▶ Written problem
Will you write out the data exactly, excluding every picture?

▶ Stored records
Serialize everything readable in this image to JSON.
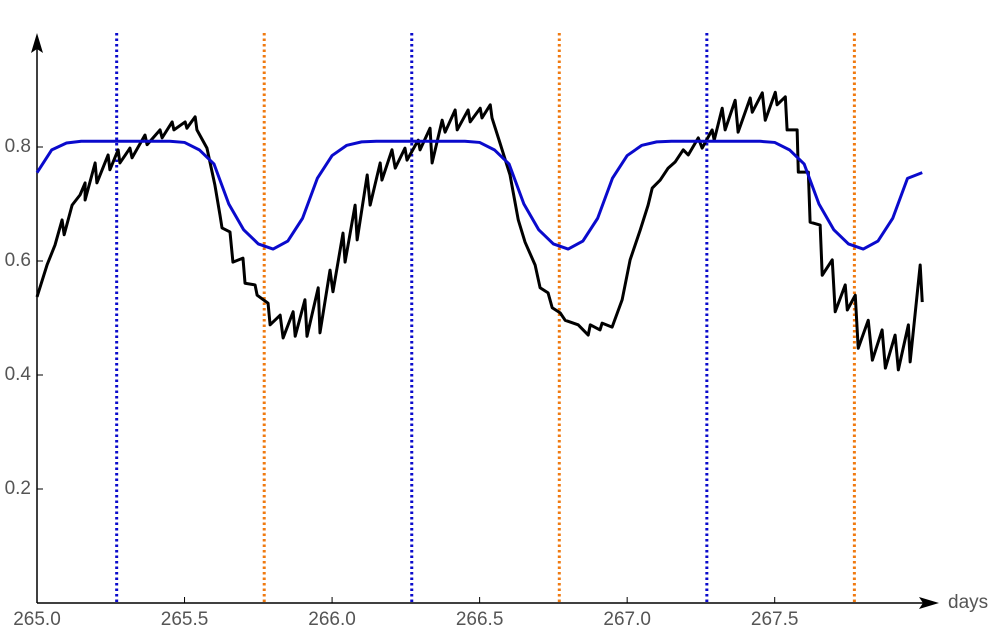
{
  "chart_data": {
    "type": "line",
    "x_label": "days",
    "xlim": [
      265,
      268.05
    ],
    "ylim": [
      0,
      1
    ],
    "xticks": [
      {
        "value": 265,
        "label": "265.0"
      },
      {
        "value": 265.5,
        "label": "265.5"
      },
      {
        "value": 266,
        "label": "266.0"
      },
      {
        "value": 266.5,
        "label": "266.5"
      },
      {
        "value": 267,
        "label": "267.0"
      },
      {
        "value": 267.5,
        "label": "267.5"
      }
    ],
    "yticks": [
      0.2,
      0.4,
      0.6,
      0.8
    ],
    "reference_lines": [
      {
        "x": 265.27,
        "color": "#0a0acc"
      },
      {
        "x": 266.27,
        "color": "#0a0acc"
      },
      {
        "x": 267.27,
        "color": "#0a0acc"
      },
      {
        "x": 265.77,
        "color": "#f07a10"
      },
      {
        "x": 266.77,
        "color": "#f07a10"
      },
      {
        "x": 267.77,
        "color": "#f07a10"
      }
    ],
    "series": [
      {
        "color": "#000000",
        "x": [
          265.0,
          265.034,
          265.061,
          265.085,
          265.092,
          265.119,
          265.146,
          265.163,
          265.163,
          265.197,
          265.203,
          265.241,
          265.247,
          265.275,
          265.281,
          265.315,
          265.322,
          265.366,
          265.373,
          265.417,
          265.424,
          265.458,
          265.464,
          265.502,
          265.508,
          265.536,
          265.542,
          265.576,
          265.603,
          265.62,
          265.627,
          265.654,
          265.664,
          265.698,
          265.705,
          265.739,
          265.746,
          265.783,
          265.79,
          265.824,
          265.834,
          265.868,
          265.875,
          265.908,
          265.915,
          265.953,
          265.959,
          265.993,
          266.003,
          266.037,
          266.044,
          266.078,
          266.085,
          266.119,
          266.129,
          266.163,
          266.169,
          266.203,
          266.214,
          266.247,
          266.254,
          266.292,
          266.298,
          266.332,
          266.339,
          266.373,
          266.383,
          266.417,
          266.424,
          266.461,
          266.468,
          266.502,
          266.508,
          266.536,
          266.542,
          266.569,
          266.603,
          266.631,
          266.654,
          266.688,
          266.705,
          266.732,
          266.746,
          266.773,
          266.79,
          266.834,
          266.868,
          266.875,
          266.908,
          266.915,
          266.949,
          266.983,
          267.01,
          267.044,
          267.071,
          267.085,
          267.112,
          267.139,
          267.163,
          267.19,
          267.207,
          267.241,
          267.254,
          267.288,
          267.295,
          267.322,
          267.332,
          267.366,
          267.376,
          267.417,
          267.424,
          267.458,
          267.468,
          267.502,
          267.508,
          267.536,
          267.542,
          267.576,
          267.58,
          267.614,
          267.62,
          267.654,
          267.661,
          267.695,
          267.705,
          267.739,
          267.746,
          267.773,
          267.783,
          267.817,
          267.831,
          267.864,
          267.875,
          267.908,
          267.919,
          267.953,
          267.959,
          267.993,
          268.0
        ],
        "values": [
          0.537,
          0.593,
          0.628,
          0.672,
          0.646,
          0.698,
          0.716,
          0.737,
          0.707,
          0.772,
          0.737,
          0.786,
          0.76,
          0.795,
          0.772,
          0.798,
          0.781,
          0.821,
          0.804,
          0.83,
          0.816,
          0.844,
          0.83,
          0.844,
          0.833,
          0.853,
          0.83,
          0.798,
          0.733,
          0.681,
          0.658,
          0.651,
          0.598,
          0.605,
          0.561,
          0.558,
          0.54,
          0.526,
          0.488,
          0.505,
          0.465,
          0.511,
          0.468,
          0.532,
          0.468,
          0.553,
          0.474,
          0.584,
          0.546,
          0.649,
          0.598,
          0.698,
          0.637,
          0.751,
          0.698,
          0.772,
          0.742,
          0.795,
          0.763,
          0.798,
          0.777,
          0.812,
          0.795,
          0.833,
          0.772,
          0.847,
          0.826,
          0.865,
          0.83,
          0.865,
          0.844,
          0.868,
          0.851,
          0.874,
          0.851,
          0.807,
          0.751,
          0.672,
          0.633,
          0.593,
          0.553,
          0.544,
          0.518,
          0.509,
          0.496,
          0.488,
          0.47,
          0.488,
          0.479,
          0.491,
          0.484,
          0.532,
          0.602,
          0.654,
          0.698,
          0.728,
          0.742,
          0.763,
          0.774,
          0.795,
          0.786,
          0.816,
          0.798,
          0.83,
          0.812,
          0.868,
          0.83,
          0.882,
          0.826,
          0.886,
          0.861,
          0.895,
          0.847,
          0.896,
          0.874,
          0.888,
          0.83,
          0.83,
          0.756,
          0.756,
          0.668,
          0.663,
          0.575,
          0.602,
          0.511,
          0.558,
          0.514,
          0.54,
          0.447,
          0.496,
          0.426,
          0.479,
          0.412,
          0.47,
          0.409,
          0.488,
          0.423,
          0.593,
          0.528
        ]
      },
      {
        "color": "#0a0acc",
        "x": [
          265.0,
          265.05,
          265.1,
          265.15,
          265.2,
          265.25,
          265.3,
          265.35,
          265.4,
          265.45,
          265.5,
          265.55,
          265.6,
          265.65,
          265.7,
          265.75,
          265.8,
          265.85,
          265.9,
          265.95,
          266.0,
          266.05,
          266.1,
          266.15,
          266.2,
          266.25,
          266.3,
          266.35,
          266.4,
          266.45,
          266.5,
          266.55,
          266.6,
          266.65,
          266.7,
          266.75,
          266.8,
          266.85,
          266.9,
          266.95,
          267.0,
          267.05,
          267.1,
          267.15,
          267.2,
          267.25,
          267.3,
          267.35,
          267.4,
          267.45,
          267.5,
          267.55,
          267.6,
          267.65,
          267.7,
          267.75,
          267.8,
          267.85,
          267.9,
          267.95,
          268.0
        ],
        "values": [
          0.755,
          0.795,
          0.807,
          0.81,
          0.81,
          0.81,
          0.81,
          0.81,
          0.81,
          0.81,
          0.808,
          0.795,
          0.77,
          0.7,
          0.655,
          0.63,
          0.621,
          0.635,
          0.675,
          0.745,
          0.785,
          0.803,
          0.809,
          0.81,
          0.81,
          0.81,
          0.81,
          0.81,
          0.81,
          0.81,
          0.808,
          0.795,
          0.77,
          0.7,
          0.655,
          0.63,
          0.621,
          0.635,
          0.675,
          0.745,
          0.785,
          0.803,
          0.809,
          0.81,
          0.81,
          0.81,
          0.81,
          0.81,
          0.81,
          0.81,
          0.808,
          0.795,
          0.77,
          0.7,
          0.655,
          0.63,
          0.621,
          0.635,
          0.675,
          0.745,
          0.755
        ]
      }
    ]
  }
}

▶ Result
Serialize everything readable in this image to JSON.
{
  "chart_data": {
    "type": "line",
    "x_label": "days",
    "xlim": [
      265,
      268.05
    ],
    "ylim": [
      0,
      1
    ],
    "xticks": [
      {
        "value": 265,
        "label": "265.0"
      },
      {
        "value": 265.5,
        "label": "265.5"
      },
      {
        "value": 266,
        "label": "266.0"
      },
      {
        "value": 266.5,
        "label": "266.5"
      },
      {
        "value": 267,
        "label": "267.0"
      },
      {
        "value": 267.5,
        "label": "267.5"
      }
    ],
    "yticks": [
      0.2,
      0.4,
      0.6,
      0.8
    ],
    "reference_lines": [
      {
        "x": 265.27,
        "color": "#0a0acc"
      },
      {
        "x": 266.27,
        "color": "#0a0acc"
      },
      {
        "x": 267.27,
        "color": "#0a0acc"
      },
      {
        "x": 265.77,
        "color": "#f07a10"
      },
      {
        "x": 266.77,
        "color": "#f07a10"
      },
      {
        "x": 267.77,
        "color": "#f07a10"
      }
    ],
    "series": [
      {
        "color": "#000000",
        "x": [
          265.0,
          265.034,
          265.061,
          265.085,
          265.092,
          265.119,
          265.146,
          265.163,
          265.163,
          265.197,
          265.203,
          265.241,
          265.247,
          265.275,
          265.281,
          265.315,
          265.322,
          265.366,
          265.373,
          265.417,
          265.424,
          265.458,
          265.464,
          265.502,
          265.508,
          265.536,
          265.542,
          265.576,
          265.603,
          265.62,
          265.627,
          265.654,
          265.664,
          265.698,
          265.705,
          265.739,
          265.746,
          265.783,
          265.79,
          265.824,
          265.834,
          265.868,
          265.875,
          265.908,
          265.915,
          265.953,
          265.959,
          265.993,
          266.003,
          266.037,
          266.044,
          266.078,
          266.085,
          266.119,
          266.129,
          266.163,
          266.169,
          266.203,
          266.214,
          266.247,
          266.254,
          266.292,
          266.298,
          266.332,
          266.339,
          266.373,
          266.383,
          266.417,
          266.424,
          266.461,
          266.468,
          266.502,
          266.508,
          266.536,
          266.542,
          266.569,
          266.603,
          266.631,
          266.654,
          266.688,
          266.705,
          266.732,
          266.746,
          266.773,
          266.79,
          266.834,
          266.868,
          266.875,
          266.908,
          266.915,
          266.949,
          266.983,
          267.01,
          267.044,
          267.071,
          267.085,
          267.112,
          267.139,
          267.163,
          267.19,
          267.207,
          267.241,
          267.254,
          267.288,
          267.295,
          267.322,
          267.332,
          267.366,
          267.376,
          267.417,
          267.424,
          267.458,
          267.468,
          267.502,
          267.508,
          267.536,
          267.542,
          267.576,
          267.58,
          267.614,
          267.62,
          267.654,
          267.661,
          267.695,
          267.705,
          267.739,
          267.746,
          267.773,
          267.783,
          267.817,
          267.831,
          267.864,
          267.875,
          267.908,
          267.919,
          267.953,
          267.959,
          267.993,
          268.0
        ],
        "values": [
          0.537,
          0.593,
          0.628,
          0.672,
          0.646,
          0.698,
          0.716,
          0.737,
          0.707,
          0.772,
          0.737,
          0.786,
          0.76,
          0.795,
          0.772,
          0.798,
          0.781,
          0.821,
          0.804,
          0.83,
          0.816,
          0.844,
          0.83,
          0.844,
          0.833,
          0.853,
          0.83,
          0.798,
          0.733,
          0.681,
          0.658,
          0.651,
          0.598,
          0.605,
          0.561,
          0.558,
          0.54,
          0.526,
          0.488,
          0.505,
          0.465,
          0.511,
          0.468,
          0.532,
          0.468,
          0.553,
          0.474,
          0.584,
          0.546,
          0.649,
          0.598,
          0.698,
          0.637,
          0.751,
          0.698,
          0.772,
          0.742,
          0.795,
          0.763,
          0.798,
          0.777,
          0.812,
          0.795,
          0.833,
          0.772,
          0.847,
          0.826,
          0.865,
          0.83,
          0.865,
          0.844,
          0.868,
          0.851,
          0.874,
          0.851,
          0.807,
          0.751,
          0.672,
          0.633,
          0.593,
          0.553,
          0.544,
          0.518,
          0.509,
          0.496,
          0.488,
          0.47,
          0.488,
          0.479,
          0.491,
          0.484,
          0.532,
          0.602,
          0.654,
          0.698,
          0.728,
          0.742,
          0.763,
          0.774,
          0.795,
          0.786,
          0.816,
          0.798,
          0.83,
          0.812,
          0.868,
          0.83,
          0.882,
          0.826,
          0.886,
          0.861,
          0.895,
          0.847,
          0.896,
          0.874,
          0.888,
          0.83,
          0.83,
          0.756,
          0.756,
          0.668,
          0.663,
          0.575,
          0.602,
          0.511,
          0.558,
          0.514,
          0.54,
          0.447,
          0.496,
          0.426,
          0.479,
          0.412,
          0.47,
          0.409,
          0.488,
          0.423,
          0.593,
          0.528
        ]
      },
      {
        "color": "#0a0acc",
        "x": [
          265.0,
          265.05,
          265.1,
          265.15,
          265.2,
          265.25,
          265.3,
          265.35,
          265.4,
          265.45,
          265.5,
          265.55,
          265.6,
          265.65,
          265.7,
          265.75,
          265.8,
          265.85,
          265.9,
          265.95,
          266.0,
          266.05,
          266.1,
          266.15,
          266.2,
          266.25,
          266.3,
          266.35,
          266.4,
          266.45,
          266.5,
          266.55,
          266.6,
          266.65,
          266.7,
          266.75,
          266.8,
          266.85,
          266.9,
          266.95,
          267.0,
          267.05,
          267.1,
          267.15,
          267.2,
          267.25,
          267.3,
          267.35,
          267.4,
          267.45,
          267.5,
          267.55,
          267.6,
          267.65,
          267.7,
          267.75,
          267.8,
          267.85,
          267.9,
          267.95,
          268.0
        ],
        "values": [
          0.755,
          0.795,
          0.807,
          0.81,
          0.81,
          0.81,
          0.81,
          0.81,
          0.81,
          0.81,
          0.808,
          0.795,
          0.77,
          0.7,
          0.655,
          0.63,
          0.621,
          0.635,
          0.675,
          0.745,
          0.785,
          0.803,
          0.809,
          0.81,
          0.81,
          0.81,
          0.81,
          0.81,
          0.81,
          0.81,
          0.808,
          0.795,
          0.77,
          0.7,
          0.655,
          0.63,
          0.621,
          0.635,
          0.675,
          0.745,
          0.785,
          0.803,
          0.809,
          0.81,
          0.81,
          0.81,
          0.81,
          0.81,
          0.81,
          0.81,
          0.808,
          0.795,
          0.77,
          0.7,
          0.655,
          0.63,
          0.621,
          0.635,
          0.675,
          0.745,
          0.755
        ]
      }
    ]
  }
}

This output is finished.